» **REQUIREMENT**: Go through the lines below and copy each one that holds the string "Póngase".

(Data entries)
== == ==
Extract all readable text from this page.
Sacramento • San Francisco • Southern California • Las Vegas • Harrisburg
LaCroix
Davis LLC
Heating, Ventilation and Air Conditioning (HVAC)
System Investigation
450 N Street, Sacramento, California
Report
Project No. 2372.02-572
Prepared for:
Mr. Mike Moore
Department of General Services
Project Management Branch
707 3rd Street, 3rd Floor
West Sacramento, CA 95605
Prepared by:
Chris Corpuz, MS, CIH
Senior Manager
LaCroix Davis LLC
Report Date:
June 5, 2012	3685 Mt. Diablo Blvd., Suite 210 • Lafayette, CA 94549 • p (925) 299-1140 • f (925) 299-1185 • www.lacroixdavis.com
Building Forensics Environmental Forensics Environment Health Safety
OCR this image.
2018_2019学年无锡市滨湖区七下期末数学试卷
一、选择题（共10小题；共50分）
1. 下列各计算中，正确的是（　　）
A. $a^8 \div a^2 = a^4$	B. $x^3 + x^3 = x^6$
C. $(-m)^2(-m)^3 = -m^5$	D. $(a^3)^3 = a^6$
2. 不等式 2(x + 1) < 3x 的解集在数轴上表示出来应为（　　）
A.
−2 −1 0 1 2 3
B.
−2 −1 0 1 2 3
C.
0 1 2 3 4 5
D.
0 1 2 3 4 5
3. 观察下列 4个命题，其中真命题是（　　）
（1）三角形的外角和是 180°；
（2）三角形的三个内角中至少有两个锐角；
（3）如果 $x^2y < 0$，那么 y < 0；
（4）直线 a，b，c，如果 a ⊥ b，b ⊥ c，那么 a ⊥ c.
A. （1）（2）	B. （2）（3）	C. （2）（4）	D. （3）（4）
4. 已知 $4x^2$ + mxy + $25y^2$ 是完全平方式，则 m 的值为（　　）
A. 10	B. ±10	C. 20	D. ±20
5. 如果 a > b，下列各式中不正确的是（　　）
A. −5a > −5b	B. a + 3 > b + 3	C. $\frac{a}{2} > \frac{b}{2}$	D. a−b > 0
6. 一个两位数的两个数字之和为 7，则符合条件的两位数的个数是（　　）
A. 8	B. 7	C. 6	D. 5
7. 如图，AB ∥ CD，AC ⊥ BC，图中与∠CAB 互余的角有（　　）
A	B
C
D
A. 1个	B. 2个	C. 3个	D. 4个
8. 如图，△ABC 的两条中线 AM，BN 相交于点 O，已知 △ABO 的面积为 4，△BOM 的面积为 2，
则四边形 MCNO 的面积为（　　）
== == ==
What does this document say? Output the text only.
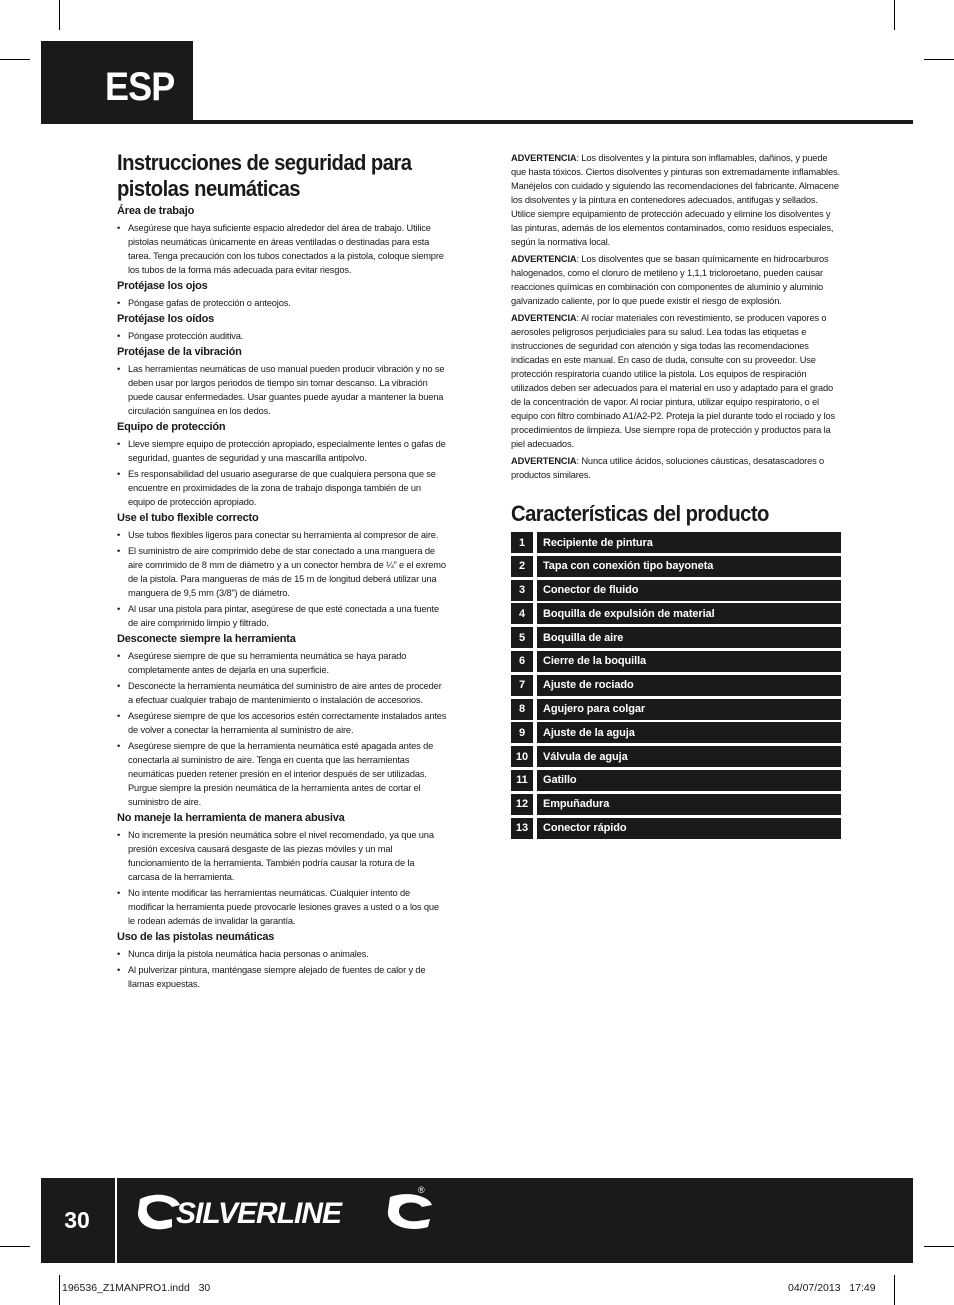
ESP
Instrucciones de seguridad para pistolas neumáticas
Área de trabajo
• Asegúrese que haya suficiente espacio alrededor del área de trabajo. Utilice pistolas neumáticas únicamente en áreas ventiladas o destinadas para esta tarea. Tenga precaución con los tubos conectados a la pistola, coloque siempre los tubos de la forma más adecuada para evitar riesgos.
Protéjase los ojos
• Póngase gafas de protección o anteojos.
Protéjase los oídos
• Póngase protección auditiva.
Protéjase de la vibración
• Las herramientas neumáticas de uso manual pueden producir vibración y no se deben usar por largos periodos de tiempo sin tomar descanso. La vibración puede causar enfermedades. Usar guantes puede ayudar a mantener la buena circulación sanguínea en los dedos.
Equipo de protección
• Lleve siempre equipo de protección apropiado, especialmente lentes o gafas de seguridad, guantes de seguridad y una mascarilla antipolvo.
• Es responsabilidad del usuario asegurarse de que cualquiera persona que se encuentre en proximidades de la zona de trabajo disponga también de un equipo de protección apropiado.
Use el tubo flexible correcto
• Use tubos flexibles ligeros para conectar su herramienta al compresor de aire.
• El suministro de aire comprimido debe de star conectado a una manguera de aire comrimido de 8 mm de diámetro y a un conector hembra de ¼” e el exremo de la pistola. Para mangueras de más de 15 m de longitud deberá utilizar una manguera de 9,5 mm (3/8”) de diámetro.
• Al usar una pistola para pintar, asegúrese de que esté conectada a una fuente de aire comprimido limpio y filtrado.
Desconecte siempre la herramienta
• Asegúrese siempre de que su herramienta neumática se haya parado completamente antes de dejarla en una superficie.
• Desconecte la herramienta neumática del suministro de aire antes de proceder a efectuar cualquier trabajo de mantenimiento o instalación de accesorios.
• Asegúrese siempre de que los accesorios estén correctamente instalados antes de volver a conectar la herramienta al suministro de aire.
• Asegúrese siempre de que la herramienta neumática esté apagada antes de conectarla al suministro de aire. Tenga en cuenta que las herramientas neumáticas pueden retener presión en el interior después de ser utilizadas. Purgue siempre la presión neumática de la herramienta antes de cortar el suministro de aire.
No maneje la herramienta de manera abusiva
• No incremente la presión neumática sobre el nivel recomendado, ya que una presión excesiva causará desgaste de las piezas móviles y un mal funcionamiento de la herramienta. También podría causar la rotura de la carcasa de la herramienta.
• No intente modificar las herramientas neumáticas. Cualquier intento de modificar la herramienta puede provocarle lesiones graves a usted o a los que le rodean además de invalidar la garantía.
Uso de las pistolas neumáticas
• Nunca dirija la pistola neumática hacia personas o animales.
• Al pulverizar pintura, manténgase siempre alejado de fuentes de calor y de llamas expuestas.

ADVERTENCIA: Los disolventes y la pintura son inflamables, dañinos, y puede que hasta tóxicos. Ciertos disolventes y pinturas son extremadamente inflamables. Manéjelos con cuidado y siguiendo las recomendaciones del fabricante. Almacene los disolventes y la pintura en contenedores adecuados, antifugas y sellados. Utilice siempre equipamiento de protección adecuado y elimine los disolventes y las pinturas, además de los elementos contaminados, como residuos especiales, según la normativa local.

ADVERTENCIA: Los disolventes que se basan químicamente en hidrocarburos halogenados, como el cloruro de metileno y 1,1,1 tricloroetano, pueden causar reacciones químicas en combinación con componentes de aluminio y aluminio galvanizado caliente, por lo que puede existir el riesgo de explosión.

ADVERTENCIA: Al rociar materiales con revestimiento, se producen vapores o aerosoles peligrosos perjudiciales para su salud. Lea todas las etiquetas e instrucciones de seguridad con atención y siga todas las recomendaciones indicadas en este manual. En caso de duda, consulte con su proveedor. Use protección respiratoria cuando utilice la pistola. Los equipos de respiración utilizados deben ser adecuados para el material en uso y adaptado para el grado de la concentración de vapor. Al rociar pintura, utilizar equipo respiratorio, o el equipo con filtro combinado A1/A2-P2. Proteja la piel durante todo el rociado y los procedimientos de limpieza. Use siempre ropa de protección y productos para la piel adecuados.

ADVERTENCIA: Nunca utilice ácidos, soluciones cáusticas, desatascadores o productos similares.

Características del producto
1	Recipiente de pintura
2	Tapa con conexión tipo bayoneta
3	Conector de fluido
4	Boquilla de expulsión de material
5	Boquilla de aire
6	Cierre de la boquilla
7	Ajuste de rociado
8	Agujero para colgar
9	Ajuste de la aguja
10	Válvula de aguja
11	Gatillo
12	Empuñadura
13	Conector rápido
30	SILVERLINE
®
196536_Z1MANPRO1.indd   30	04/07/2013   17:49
== == ==
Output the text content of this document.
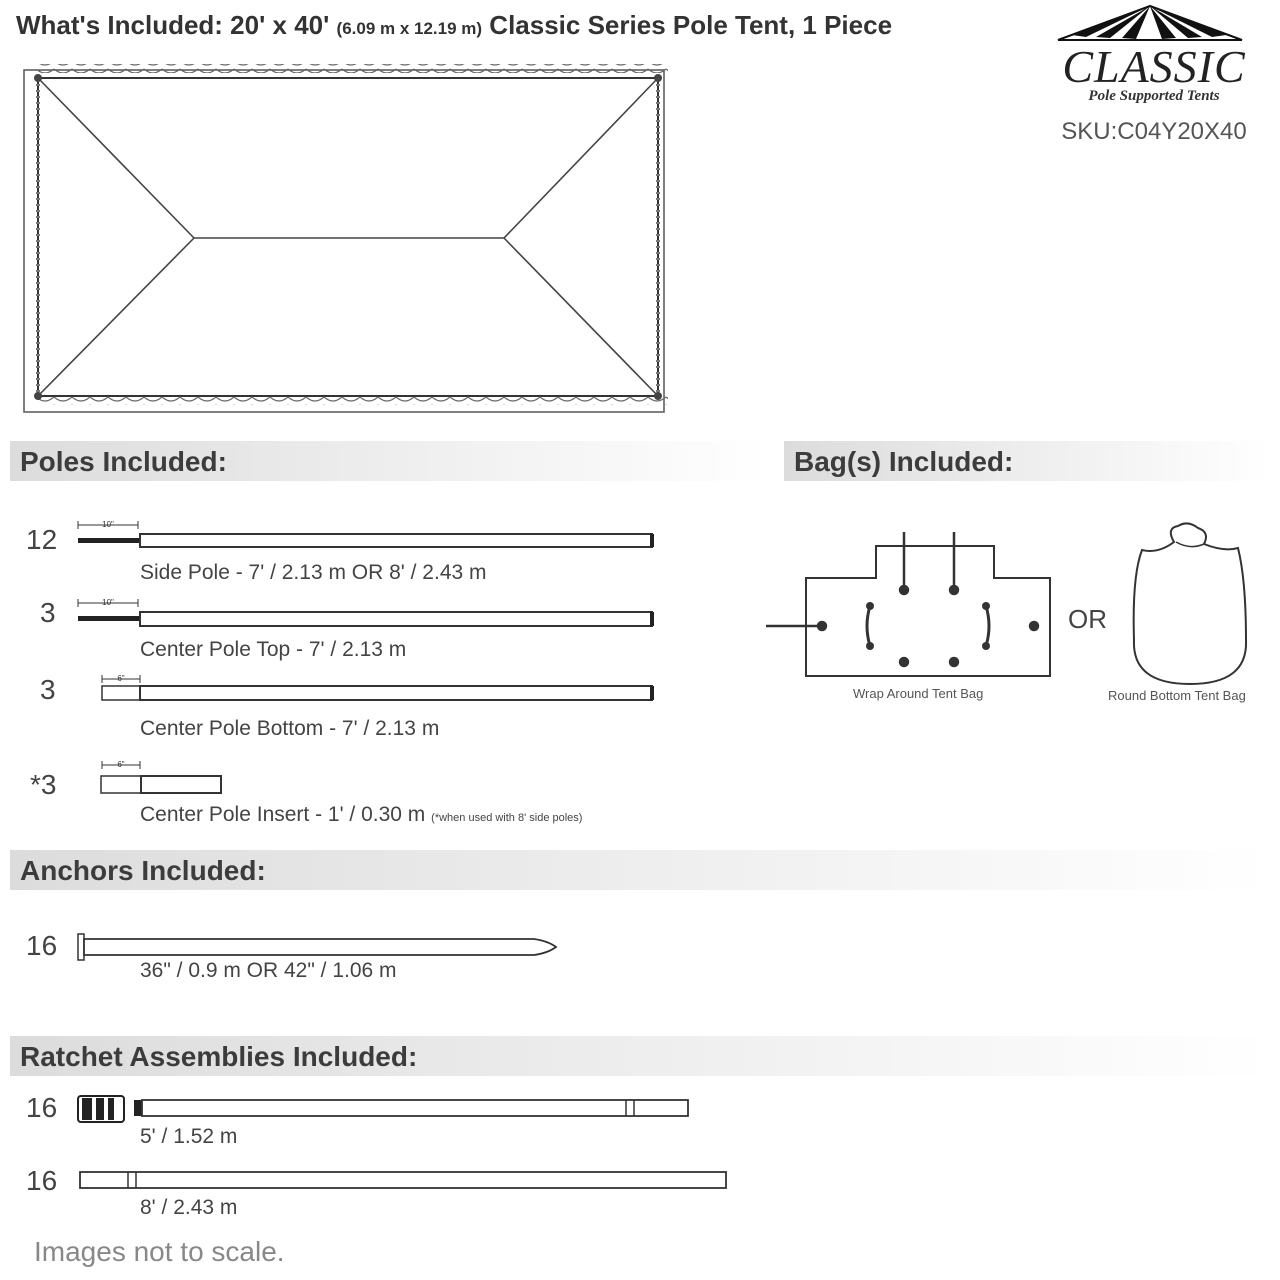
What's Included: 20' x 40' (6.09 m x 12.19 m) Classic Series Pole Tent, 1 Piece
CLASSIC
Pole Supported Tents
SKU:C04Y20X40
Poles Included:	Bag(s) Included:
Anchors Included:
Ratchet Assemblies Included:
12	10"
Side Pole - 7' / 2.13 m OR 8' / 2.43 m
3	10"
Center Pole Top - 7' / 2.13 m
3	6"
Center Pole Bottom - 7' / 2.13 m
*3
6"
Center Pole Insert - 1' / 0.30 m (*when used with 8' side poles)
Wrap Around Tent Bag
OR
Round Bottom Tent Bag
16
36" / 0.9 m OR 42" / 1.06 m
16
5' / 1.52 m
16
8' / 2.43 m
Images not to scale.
== == ==
» **COMPLETE RESPONSE**:
• Póngase gafas de protección o anteojos.
• Póngase protección auditiva.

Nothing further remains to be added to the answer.